▸ **Task instructions**
Restate the data exactly as given and keep the pictures out.

▸ **Source records**
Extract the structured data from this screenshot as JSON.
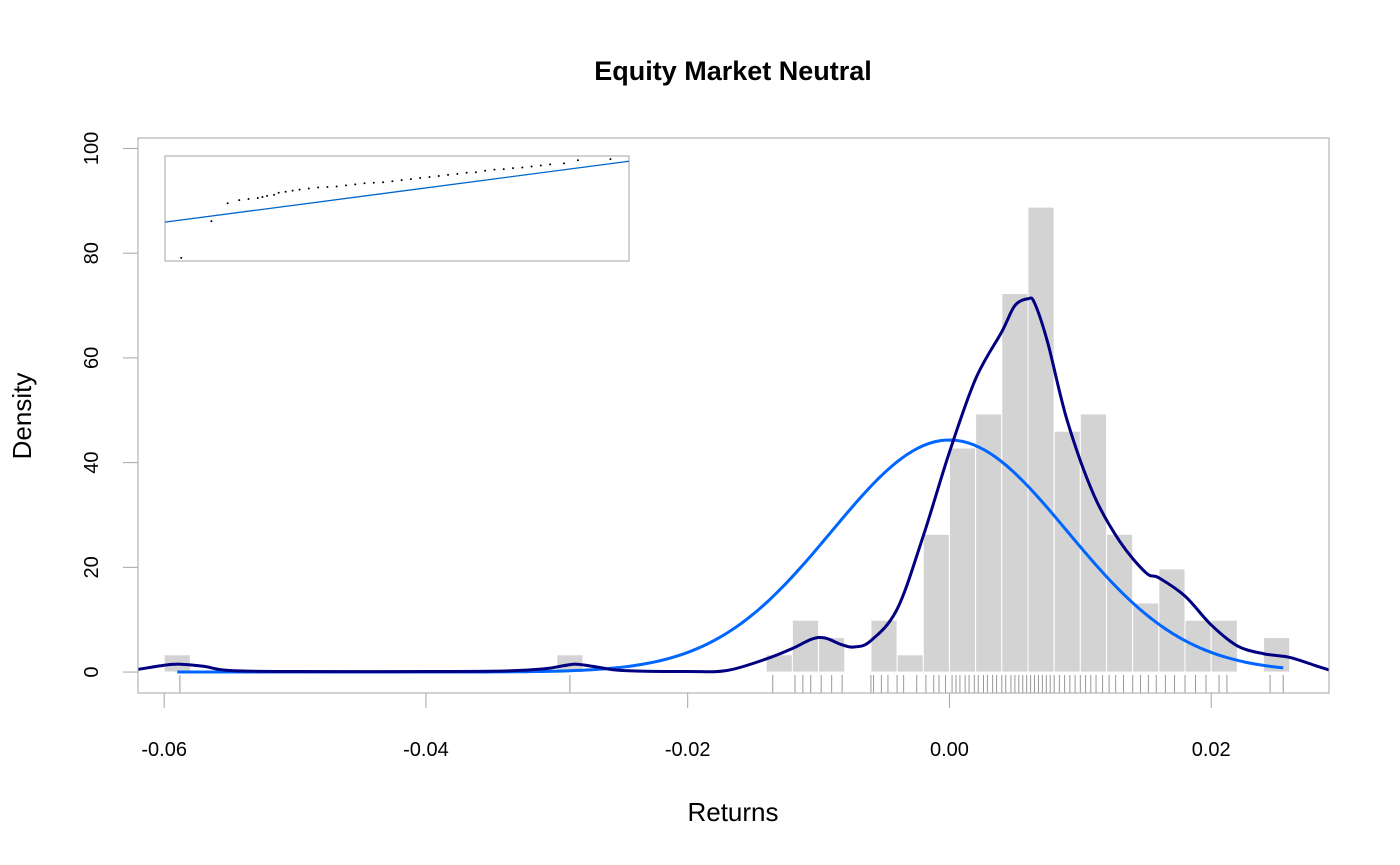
{
  "chart_data": {
    "type": "histogram",
    "title": "Equity Market Neutral",
    "xlabel": "Returns",
    "ylabel": "Density",
    "xlim": [
      -0.062,
      0.029
    ],
    "ylim": [
      -4,
      102
    ],
    "x_ticks": [
      -0.06,
      -0.04,
      -0.02,
      0.0,
      0.02
    ],
    "x_tick_labels": [
      "-0.06",
      "-0.04",
      "-0.02",
      "0.00",
      "0.02"
    ],
    "y_ticks": [
      0,
      20,
      40,
      60,
      80,
      100
    ],
    "y_tick_labels": [
      "0",
      "20",
      "40",
      "60",
      "80",
      "100"
    ],
    "grid": false,
    "colors": {
      "bars": "#d3d3d3",
      "bar_border": "#ffffff",
      "kernel_density": "#000080",
      "normal_fit": "#0066ff",
      "rug": "#999999",
      "frame": "#a6a6a6",
      "qq_line": "#0066cc",
      "qq_points": "#000000"
    },
    "histogram": {
      "bin_width": 0.002,
      "bins": [
        {
          "start": -0.06,
          "density": 3.3
        },
        {
          "start": -0.03,
          "density": 3.3
        },
        {
          "start": -0.014,
          "density": 3.3
        },
        {
          "start": -0.012,
          "density": 9.9
        },
        {
          "start": -0.01,
          "density": 6.6
        },
        {
          "start": -0.006,
          "density": 9.9
        },
        {
          "start": -0.004,
          "density": 3.3
        },
        {
          "start": -0.002,
          "density": 26.3
        },
        {
          "start": 0.0,
          "density": 42.8
        },
        {
          "start": 0.002,
          "density": 49.3
        },
        {
          "start": 0.004,
          "density": 72.3
        },
        {
          "start": 0.006,
          "density": 88.8
        },
        {
          "start": 0.008,
          "density": 46.0
        },
        {
          "start": 0.01,
          "density": 49.3
        },
        {
          "start": 0.012,
          "density": 26.3
        },
        {
          "start": 0.014,
          "density": 13.2
        },
        {
          "start": 0.016,
          "density": 19.7
        },
        {
          "start": 0.018,
          "density": 9.9
        },
        {
          "start": 0.02,
          "density": 9.9
        },
        {
          "start": 0.024,
          "density": 6.6
        }
      ]
    },
    "normal_fit": {
      "mean": 0.0,
      "sd": 0.009,
      "x_range": [
        -0.059,
        0.0255
      ]
    },
    "kernel_density": {
      "x": [
        -0.062,
        -0.06,
        -0.0588,
        -0.057,
        -0.055,
        -0.05,
        -0.04,
        -0.034,
        -0.031,
        -0.0295,
        -0.0285,
        -0.027,
        -0.025,
        -0.02,
        -0.017,
        -0.014,
        -0.012,
        -0.0105,
        -0.0095,
        -0.0082,
        -0.0072,
        -0.006,
        -0.004,
        -0.002,
        0.0,
        0.002,
        0.004,
        0.005,
        0.006,
        0.0065,
        0.0075,
        0.009,
        0.011,
        0.013,
        0.015,
        0.016,
        0.018,
        0.02,
        0.022,
        0.024,
        0.026,
        0.028,
        0.029
      ],
      "y": [
        0.5,
        1.3,
        1.5,
        1.1,
        0.3,
        0.1,
        0.1,
        0.2,
        0.6,
        1.2,
        1.5,
        1.0,
        0.3,
        0.1,
        0.3,
        2.5,
        4.5,
        6.3,
        6.5,
        5.2,
        4.8,
        6.0,
        12.0,
        26.0,
        42.0,
        56.0,
        65.0,
        70.0,
        71.3,
        70.5,
        63.0,
        48.0,
        34.0,
        25.0,
        19.0,
        18.0,
        14.5,
        9.0,
        5.0,
        3.5,
        2.8,
        1.2,
        0.4
      ]
    },
    "rug": [
      -0.0588,
      -0.029,
      -0.0135,
      -0.0118,
      -0.0112,
      -0.0106,
      -0.0098,
      -0.009,
      -0.0082,
      -0.006,
      -0.0058,
      -0.0052,
      -0.0047,
      -0.004,
      -0.0035,
      -0.0025,
      -0.0018,
      -0.0012,
      -0.0008,
      -0.0003,
      0.0002,
      0.0005,
      0.0008,
      0.0012,
      0.0015,
      0.0019,
      0.0022,
      0.0026,
      0.0029,
      0.0033,
      0.0036,
      0.004,
      0.0043,
      0.0047,
      0.005,
      0.0053,
      0.0056,
      0.0059,
      0.0062,
      0.0065,
      0.0068,
      0.0071,
      0.0074,
      0.0077,
      0.008,
      0.0084,
      0.0088,
      0.0092,
      0.0096,
      0.01,
      0.0104,
      0.0108,
      0.0112,
      0.0117,
      0.0122,
      0.0127,
      0.0133,
      0.014,
      0.0146,
      0.0152,
      0.0158,
      0.0165,
      0.0172,
      0.018,
      0.0188,
      0.0196,
      0.0206,
      0.0212,
      0.0245,
      0.0255
    ],
    "inset_qq": {
      "line": {
        "x": [
          0,
          1
        ],
        "y": [
          0.37,
          0.95
        ]
      },
      "points": [
        {
          "x": 0.035,
          "y": 0.03
        },
        {
          "x": 0.1,
          "y": 0.38
        },
        {
          "x": 0.135,
          "y": 0.55
        },
        {
          "x": 0.16,
          "y": 0.58
        },
        {
          "x": 0.18,
          "y": 0.59
        },
        {
          "x": 0.2,
          "y": 0.6
        },
        {
          "x": 0.21,
          "y": 0.61
        },
        {
          "x": 0.22,
          "y": 0.62
        },
        {
          "x": 0.235,
          "y": 0.63
        },
        {
          "x": 0.245,
          "y": 0.65
        },
        {
          "x": 0.26,
          "y": 0.66
        },
        {
          "x": 0.275,
          "y": 0.67
        },
        {
          "x": 0.29,
          "y": 0.68
        },
        {
          "x": 0.31,
          "y": 0.69
        },
        {
          "x": 0.33,
          "y": 0.7
        },
        {
          "x": 0.35,
          "y": 0.705
        },
        {
          "x": 0.37,
          "y": 0.71
        },
        {
          "x": 0.39,
          "y": 0.72
        },
        {
          "x": 0.41,
          "y": 0.73
        },
        {
          "x": 0.43,
          "y": 0.74
        },
        {
          "x": 0.45,
          "y": 0.745
        },
        {
          "x": 0.47,
          "y": 0.75
        },
        {
          "x": 0.49,
          "y": 0.76
        },
        {
          "x": 0.51,
          "y": 0.77
        },
        {
          "x": 0.53,
          "y": 0.78
        },
        {
          "x": 0.55,
          "y": 0.79
        },
        {
          "x": 0.57,
          "y": 0.8
        },
        {
          "x": 0.59,
          "y": 0.81
        },
        {
          "x": 0.61,
          "y": 0.82
        },
        {
          "x": 0.63,
          "y": 0.83
        },
        {
          "x": 0.65,
          "y": 0.84
        },
        {
          "x": 0.67,
          "y": 0.845
        },
        {
          "x": 0.69,
          "y": 0.86
        },
        {
          "x": 0.71,
          "y": 0.87
        },
        {
          "x": 0.73,
          "y": 0.875
        },
        {
          "x": 0.75,
          "y": 0.885
        },
        {
          "x": 0.77,
          "y": 0.89
        },
        {
          "x": 0.79,
          "y": 0.9
        },
        {
          "x": 0.81,
          "y": 0.91
        },
        {
          "x": 0.83,
          "y": 0.92
        },
        {
          "x": 0.86,
          "y": 0.93
        },
        {
          "x": 0.89,
          "y": 0.96
        },
        {
          "x": 0.96,
          "y": 0.97
        }
      ]
    }
  }
}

▸ **Expected answer**
Extract the structured data from this screenshot as JSON.
{
  "chart_data": {
    "type": "histogram",
    "title": "Equity Market Neutral",
    "xlabel": "Returns",
    "ylabel": "Density",
    "xlim": [
      -0.062,
      0.029
    ],
    "ylim": [
      -4,
      102
    ],
    "x_ticks": [
      -0.06,
      -0.04,
      -0.02,
      0.0,
      0.02
    ],
    "x_tick_labels": [
      "-0.06",
      "-0.04",
      "-0.02",
      "0.00",
      "0.02"
    ],
    "y_ticks": [
      0,
      20,
      40,
      60,
      80,
      100
    ],
    "y_tick_labels": [
      "0",
      "20",
      "40",
      "60",
      "80",
      "100"
    ],
    "grid": false,
    "colors": {
      "bars": "#d3d3d3",
      "bar_border": "#ffffff",
      "kernel_density": "#000080",
      "normal_fit": "#0066ff",
      "rug": "#999999",
      "frame": "#a6a6a6",
      "qq_line": "#0066cc",
      "qq_points": "#000000"
    },
    "histogram": {
      "bin_width": 0.002,
      "bins": [
        {
          "start": -0.06,
          "density": 3.3
        },
        {
          "start": -0.03,
          "density": 3.3
        },
        {
          "start": -0.014,
          "density": 3.3
        },
        {
          "start": -0.012,
          "density": 9.9
        },
        {
          "start": -0.01,
          "density": 6.6
        },
        {
          "start": -0.006,
          "density": 9.9
        },
        {
          "start": -0.004,
          "density": 3.3
        },
        {
          "start": -0.002,
          "density": 26.3
        },
        {
          "start": 0.0,
          "density": 42.8
        },
        {
          "start": 0.002,
          "density": 49.3
        },
        {
          "start": 0.004,
          "density": 72.3
        },
        {
          "start": 0.006,
          "density": 88.8
        },
        {
          "start": 0.008,
          "density": 46.0
        },
        {
          "start": 0.01,
          "density": 49.3
        },
        {
          "start": 0.012,
          "density": 26.3
        },
        {
          "start": 0.014,
          "density": 13.2
        },
        {
          "start": 0.016,
          "density": 19.7
        },
        {
          "start": 0.018,
          "density": 9.9
        },
        {
          "start": 0.02,
          "density": 9.9
        },
        {
          "start": 0.024,
          "density": 6.6
        }
      ]
    },
    "normal_fit": {
      "mean": 0.0,
      "sd": 0.009,
      "x_range": [
        -0.059,
        0.0255
      ]
    },
    "kernel_density": {
      "x": [
        -0.062,
        -0.06,
        -0.0588,
        -0.057,
        -0.055,
        -0.05,
        -0.04,
        -0.034,
        -0.031,
        -0.0295,
        -0.0285,
        -0.027,
        -0.025,
        -0.02,
        -0.017,
        -0.014,
        -0.012,
        -0.0105,
        -0.0095,
        -0.0082,
        -0.0072,
        -0.006,
        -0.004,
        -0.002,
        0.0,
        0.002,
        0.004,
        0.005,
        0.006,
        0.0065,
        0.0075,
        0.009,
        0.011,
        0.013,
        0.015,
        0.016,
        0.018,
        0.02,
        0.022,
        0.024,
        0.026,
        0.028,
        0.029
      ],
      "y": [
        0.5,
        1.3,
        1.5,
        1.1,
        0.3,
        0.1,
        0.1,
        0.2,
        0.6,
        1.2,
        1.5,
        1.0,
        0.3,
        0.1,
        0.3,
        2.5,
        4.5,
        6.3,
        6.5,
        5.2,
        4.8,
        6.0,
        12.0,
        26.0,
        42.0,
        56.0,
        65.0,
        70.0,
        71.3,
        70.5,
        63.0,
        48.0,
        34.0,
        25.0,
        19.0,
        18.0,
        14.5,
        9.0,
        5.0,
        3.5,
        2.8,
        1.2,
        0.4
      ]
    },
    "rug": [
      -0.0588,
      -0.029,
      -0.0135,
      -0.0118,
      -0.0112,
      -0.0106,
      -0.0098,
      -0.009,
      -0.0082,
      -0.006,
      -0.0058,
      -0.0052,
      -0.0047,
      -0.004,
      -0.0035,
      -0.0025,
      -0.0018,
      -0.0012,
      -0.0008,
      -0.0003,
      0.0002,
      0.0005,
      0.0008,
      0.0012,
      0.0015,
      0.0019,
      0.0022,
      0.0026,
      0.0029,
      0.0033,
      0.0036,
      0.004,
      0.0043,
      0.0047,
      0.005,
      0.0053,
      0.0056,
      0.0059,
      0.0062,
      0.0065,
      0.0068,
      0.0071,
      0.0074,
      0.0077,
      0.008,
      0.0084,
      0.0088,
      0.0092,
      0.0096,
      0.01,
      0.0104,
      0.0108,
      0.0112,
      0.0117,
      0.0122,
      0.0127,
      0.0133,
      0.014,
      0.0146,
      0.0152,
      0.0158,
      0.0165,
      0.0172,
      0.018,
      0.0188,
      0.0196,
      0.0206,
      0.0212,
      0.0245,
      0.0255
    ],
    "inset_qq": {
      "line": {
        "x": [
          0,
          1
        ],
        "y": [
          0.37,
          0.95
        ]
      },
      "points": [
        {
          "x": 0.035,
          "y": 0.03
        },
        {
          "x": 0.1,
          "y": 0.38
        },
        {
          "x": 0.135,
          "y": 0.55
        },
        {
          "x": 0.16,
          "y": 0.58
        },
        {
          "x": 0.18,
          "y": 0.59
        },
        {
          "x": 0.2,
          "y": 0.6
        },
        {
          "x": 0.21,
          "y": 0.61
        },
        {
          "x": 0.22,
          "y": 0.62
        },
        {
          "x": 0.235,
          "y": 0.63
        },
        {
          "x": 0.245,
          "y": 0.65
        },
        {
          "x": 0.26,
          "y": 0.66
        },
        {
          "x": 0.275,
          "y": 0.67
        },
        {
          "x": 0.29,
          "y": 0.68
        },
        {
          "x": 0.31,
          "y": 0.69
        },
        {
          "x": 0.33,
          "y": 0.7
        },
        {
          "x": 0.35,
          "y": 0.705
        },
        {
          "x": 0.37,
          "y": 0.71
        },
        {
          "x": 0.39,
          "y": 0.72
        },
        {
          "x": 0.41,
          "y": 0.73
        },
        {
          "x": 0.43,
          "y": 0.74
        },
        {
          "x": 0.45,
          "y": 0.745
        },
        {
          "x": 0.47,
          "y": 0.75
        },
        {
          "x": 0.49,
          "y": 0.76
        },
        {
          "x": 0.51,
          "y": 0.77
        },
        {
          "x": 0.53,
          "y": 0.78
        },
        {
          "x": 0.55,
          "y": 0.79
        },
        {
          "x": 0.57,
          "y": 0.8
        },
        {
          "x": 0.59,
          "y": 0.81
        },
        {
          "x": 0.61,
          "y": 0.82
        },
        {
          "x": 0.63,
          "y": 0.83
        },
        {
          "x": 0.65,
          "y": 0.84
        },
        {
          "x": 0.67,
          "y": 0.845
        },
        {
          "x": 0.69,
          "y": 0.86
        },
        {
          "x": 0.71,
          "y": 0.87
        },
        {
          "x": 0.73,
          "y": 0.875
        },
        {
          "x": 0.75,
          "y": 0.885
        },
        {
          "x": 0.77,
          "y": 0.89
        },
        {
          "x": 0.79,
          "y": 0.9
        },
        {
          "x": 0.81,
          "y": 0.91
        },
        {
          "x": 0.83,
          "y": 0.92
        },
        {
          "x": 0.86,
          "y": 0.93
        },
        {
          "x": 0.89,
          "y": 0.96
        },
        {
          "x": 0.96,
          "y": 0.97
        }
      ]
    }
  }
}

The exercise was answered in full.